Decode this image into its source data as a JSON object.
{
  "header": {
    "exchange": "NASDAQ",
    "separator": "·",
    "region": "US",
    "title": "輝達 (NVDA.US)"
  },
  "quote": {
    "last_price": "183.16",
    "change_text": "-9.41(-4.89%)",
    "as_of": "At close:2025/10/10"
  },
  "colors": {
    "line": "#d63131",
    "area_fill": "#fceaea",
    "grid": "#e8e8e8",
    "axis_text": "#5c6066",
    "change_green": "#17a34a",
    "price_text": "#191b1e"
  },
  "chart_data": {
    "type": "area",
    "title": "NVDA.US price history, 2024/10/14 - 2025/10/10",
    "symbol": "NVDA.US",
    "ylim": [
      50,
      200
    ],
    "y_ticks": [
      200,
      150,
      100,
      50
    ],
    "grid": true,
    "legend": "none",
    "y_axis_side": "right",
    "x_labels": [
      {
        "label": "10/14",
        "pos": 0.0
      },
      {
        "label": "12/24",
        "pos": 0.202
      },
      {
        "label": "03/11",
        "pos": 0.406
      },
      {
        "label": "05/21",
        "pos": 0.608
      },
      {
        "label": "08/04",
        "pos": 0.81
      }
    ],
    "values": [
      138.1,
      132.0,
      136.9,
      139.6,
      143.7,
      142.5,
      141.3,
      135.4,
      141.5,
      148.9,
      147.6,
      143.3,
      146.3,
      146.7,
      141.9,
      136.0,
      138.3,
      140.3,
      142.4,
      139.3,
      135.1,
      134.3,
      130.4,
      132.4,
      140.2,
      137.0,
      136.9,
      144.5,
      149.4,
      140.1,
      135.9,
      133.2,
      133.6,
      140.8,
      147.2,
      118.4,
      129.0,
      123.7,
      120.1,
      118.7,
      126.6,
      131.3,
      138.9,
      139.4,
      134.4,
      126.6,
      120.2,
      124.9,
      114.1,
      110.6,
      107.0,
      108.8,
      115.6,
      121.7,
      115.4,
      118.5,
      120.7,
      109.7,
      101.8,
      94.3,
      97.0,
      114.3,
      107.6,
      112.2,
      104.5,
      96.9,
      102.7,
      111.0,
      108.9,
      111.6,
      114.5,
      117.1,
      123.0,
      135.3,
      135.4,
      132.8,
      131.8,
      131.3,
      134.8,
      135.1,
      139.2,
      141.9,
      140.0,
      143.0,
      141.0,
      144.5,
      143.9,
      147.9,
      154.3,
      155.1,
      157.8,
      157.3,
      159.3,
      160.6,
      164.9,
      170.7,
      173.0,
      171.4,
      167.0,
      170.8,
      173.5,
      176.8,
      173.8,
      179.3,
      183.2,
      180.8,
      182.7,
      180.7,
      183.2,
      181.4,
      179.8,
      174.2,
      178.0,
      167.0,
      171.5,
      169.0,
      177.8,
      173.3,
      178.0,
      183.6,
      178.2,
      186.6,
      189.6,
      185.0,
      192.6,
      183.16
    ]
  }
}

◇ ◇ ◇ ◇ ◇

Your objective:
Extract the listing in its entirety and repeat it exactly.

Exercise solution:
Decode this image into its source data as a JSON object.
{
  "header": {
    "exchange": "NASDAQ",
    "separator": "·",
    "region": "US",
    "title": "輝達 (NVDA.US)"
  },
  "quote": {
    "last_price": "183.16",
    "change_text": "-9.41(-4.89%)",
    "as_of": "At close:2025/10/10"
  },
  "colors": {
    "line": "#d63131",
    "area_fill": "#fceaea",
    "grid": "#e8e8e8",
    "axis_text": "#5c6066",
    "change_green": "#17a34a",
    "price_text": "#191b1e"
  },
  "chart_data": {
    "type": "area",
    "title": "NVDA.US price history, 2024/10/14 - 2025/10/10",
    "symbol": "NVDA.US",
    "ylim": [
      50,
      200
    ],
    "y_ticks": [
      200,
      150,
      100,
      50
    ],
    "grid": true,
    "legend": "none",
    "y_axis_side": "right",
    "x_labels": [
      {
        "label": "10/14",
        "pos": 0.0
      },
      {
        "label": "12/24",
        "pos": 0.202
      },
      {
        "label": "03/11",
        "pos": 0.406
      },
      {
        "label": "05/21",
        "pos": 0.608
      },
      {
        "label": "08/04",
        "pos": 0.81
      }
    ],
    "values": [
      138.1,
      132.0,
      136.9,
      139.6,
      143.7,
      142.5,
      141.3,
      135.4,
      141.5,
      148.9,
      147.6,
      143.3,
      146.3,
      146.7,
      141.9,
      136.0,
      138.3,
      140.3,
      142.4,
      139.3,
      135.1,
      134.3,
      130.4,
      132.4,
      140.2,
      137.0,
      136.9,
      144.5,
      149.4,
      140.1,
      135.9,
      133.2,
      133.6,
      140.8,
      147.2,
      118.4,
      129.0,
      123.7,
      120.1,
      118.7,
      126.6,
      131.3,
      138.9,
      139.4,
      134.4,
      126.6,
      120.2,
      124.9,
      114.1,
      110.6,
      107.0,
      108.8,
      115.6,
      121.7,
      115.4,
      118.5,
      120.7,
      109.7,
      101.8,
      94.3,
      97.0,
      114.3,
      107.6,
      112.2,
      104.5,
      96.9,
      102.7,
      111.0,
      108.9,
      111.6,
      114.5,
      117.1,
      123.0,
      135.3,
      135.4,
      132.8,
      131.8,
      131.3,
      134.8,
      135.1,
      139.2,
      141.9,
      140.0,
      143.0,
      141.0,
      144.5,
      143.9,
      147.9,
      154.3,
      155.1,
      157.8,
      157.3,
      159.3,
      160.6,
      164.9,
      170.7,
      173.0,
      171.4,
      167.0,
      170.8,
      173.5,
      176.8,
      173.8,
      179.3,
      183.2,
      180.8,
      182.7,
      180.7,
      183.2,
      181.4,
      179.8,
      174.2,
      178.0,
      167.0,
      171.5,
      169.0,
      177.8,
      173.3,
      178.0,
      183.6,
      178.2,
      186.6,
      189.6,
      185.0,
      192.6,
      183.16
    ]
  }
}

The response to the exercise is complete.